WHAT YOU HAVE TO DO: Find each line of the listing below that contains the string "legend" and copy those lines out. Case counts.

AVAILABLE RECORDS:

## BEGIN

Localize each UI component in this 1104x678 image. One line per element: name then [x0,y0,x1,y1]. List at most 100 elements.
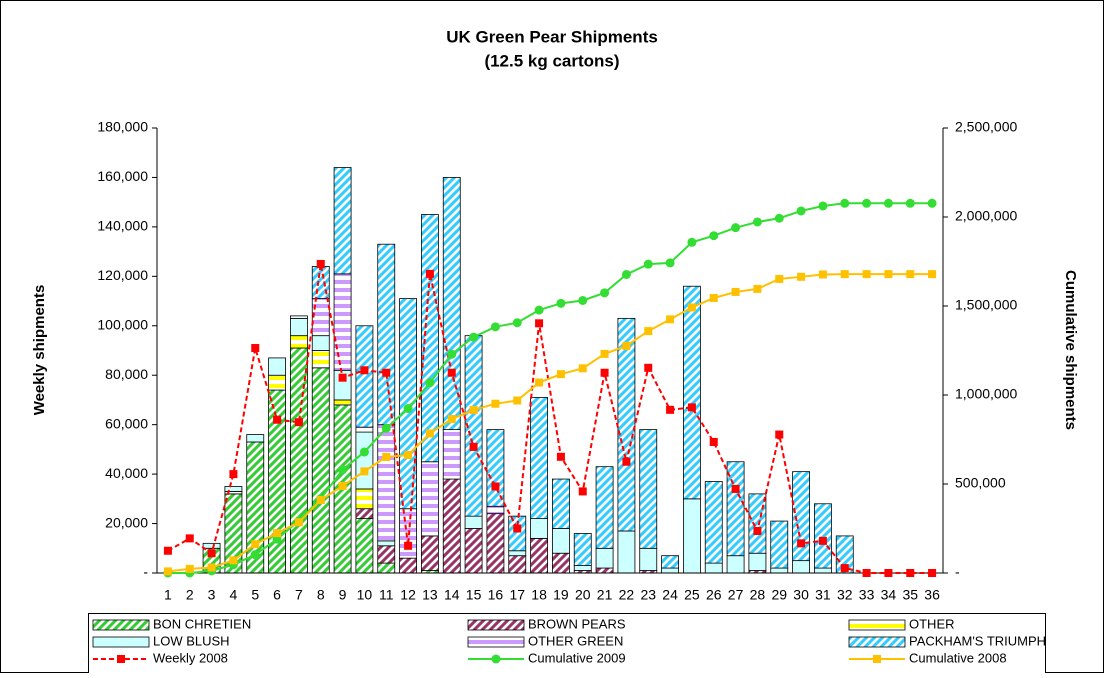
bar-segment [530,537,548,574]
x-tick-label: 21 [597,587,613,603]
legend-label: BON CHRETIEN [153,616,251,631]
y-tick-label: - [143,564,148,580]
line-marker [294,418,303,427]
x-tick-label: 3 [208,587,216,603]
bar-segment [683,285,701,500]
legend-label: Cumulative 2008 [909,650,1007,665]
x-tick-label: 29 [771,587,787,603]
line-marker [403,404,413,414]
legend-swatch [92,636,150,648]
bar-segment [311,350,330,369]
x-tick-label: 26 [706,587,722,603]
bar-segment [355,518,374,574]
y-tick-label: 180,000 [97,119,148,135]
line-marker [491,399,500,408]
line-marker [229,556,238,565]
y2-tick-label: - [955,564,960,580]
line-marker [338,481,347,490]
line-marker [360,366,369,375]
line-marker [382,368,391,377]
line-marker [251,540,260,549]
line-marker [873,655,881,663]
x-tick-label: 19 [553,587,569,603]
line-marker [469,332,479,342]
bar-segment [726,555,745,574]
line-marker [840,564,849,573]
bar-segment [202,542,221,549]
y-tick-label: 120,000 [97,267,148,283]
line-marker [600,288,610,298]
bar-segment [464,528,483,574]
bar-segment [268,374,286,391]
line-marker [862,569,871,577]
line-marker [491,654,501,664]
y-tick-label: 160,000 [97,168,148,184]
line-marker [622,457,631,466]
bar-segment [639,547,658,571]
line-marker [359,447,369,457]
x-tick-label: 1 [164,587,172,603]
x-tick-label: 35 [902,587,918,603]
line-marker [425,269,434,278]
line-marker [404,541,413,550]
bar-segment [770,567,789,574]
line-marker [185,534,194,543]
line-marker [927,198,937,208]
line-marker [382,452,391,461]
x-tick-label: 25 [684,587,700,603]
line-marker [229,470,238,479]
y-tick-label: 40,000 [105,465,148,481]
line-marker [491,482,500,491]
bar-segment [355,426,374,433]
line-marker [381,423,391,433]
line-marker [775,430,784,439]
x-tick-label: 16 [488,587,504,603]
x-tick-label: 22 [619,587,635,603]
line-marker [490,322,500,332]
bar-segment [442,429,461,480]
bar-segment [377,424,396,542]
bar-segment [333,399,352,406]
line-marker [447,349,457,359]
line-marker [556,452,565,461]
bar-segment [421,214,439,463]
bar-segment [311,298,330,337]
y-tick-label: 140,000 [97,218,148,234]
line-marker [338,465,348,475]
y-tick-label: 60,000 [105,415,148,431]
x-tick-label: 10 [357,587,373,603]
line-marker [447,368,456,377]
legend-swatch [848,619,906,631]
legend-swatch [92,619,150,631]
bar-segment [290,317,308,337]
line-marker [818,201,828,211]
line-marker [163,567,172,576]
bar-segment [355,508,374,520]
line-marker [862,198,872,208]
bar-segment [246,434,265,443]
bar-segment [508,550,527,557]
line-marker [360,467,369,476]
x-tick-label: 7 [295,587,303,603]
bar-segment [573,533,592,566]
line-marker [578,364,587,373]
x-tick-label: 17 [509,587,525,603]
bar-segment [792,560,810,574]
line-marker [906,569,915,577]
line-marker [556,370,565,379]
bar-segment [355,325,374,428]
legend-label: Weekly 2008 [153,650,228,665]
bar-segment [704,481,723,564]
bar-segment [486,513,505,574]
line-marker [578,487,587,496]
line-marker [273,529,282,538]
line-marker [840,198,850,208]
bar-segment [421,535,439,571]
line-marker [906,270,915,279]
y2-tick-label: 1,500,000 [955,297,1017,313]
line-marker [621,269,631,279]
line-marker [534,305,544,315]
x-tick-label: 5 [251,587,259,603]
x-tick-label: 15 [466,587,482,603]
line-marker [600,368,609,377]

## END

RESPONSE TO THE TASK:
legend-label: BON CHRETIEN [153,616,251,631]
legend-label: Cumulative 2008 [909,650,1007,665]
legend-swatch [92,636,150,648]
legend-swatch [848,619,906,631]
legend-swatch [92,619,150,631]
legend-label: Weekly 2008 [153,650,228,665]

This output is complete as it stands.